* _WRITTEN PROBLEM_:
Repeat each entry exactly and drop the pictures.

* _ENTRIES_:
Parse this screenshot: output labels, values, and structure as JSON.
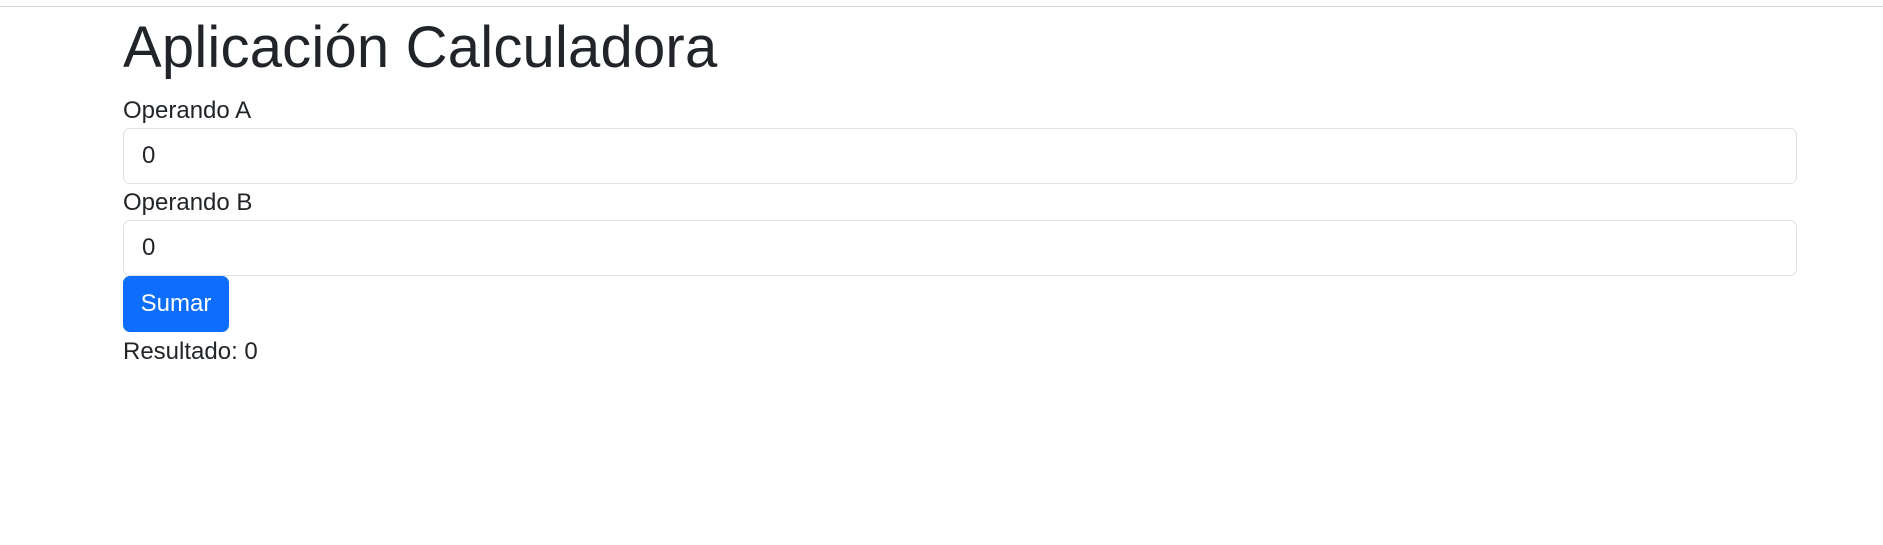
{
  "page": {
    "title": "Aplicación Calculadora"
  },
  "form": {
    "operand_a": {
      "label": "Operando A",
      "value": "0"
    },
    "operand_b": {
      "label": "Operando B",
      "value": "0"
    },
    "submit_label": "Sumar"
  },
  "result": {
    "text": "Resultado: 0"
  },
  "colors": {
    "primary_button": "#0d6efd",
    "text": "#212529",
    "input_border": "#dee2e6"
  }
}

* _CORRECT RESULT_:
Parse this screenshot: output labels, values, and structure as JSON.
{
  "page": {
    "title": "Aplicación Calculadora"
  },
  "form": {
    "operand_a": {
      "label": "Operando A",
      "value": "0"
    },
    "operand_b": {
      "label": "Operando B",
      "value": "0"
    },
    "submit_label": "Sumar"
  },
  "result": {
    "text": "Resultado: 0"
  },
  "colors": {
    "primary_button": "#0d6efd",
    "text": "#212529",
    "input_border": "#dee2e6"
  }
}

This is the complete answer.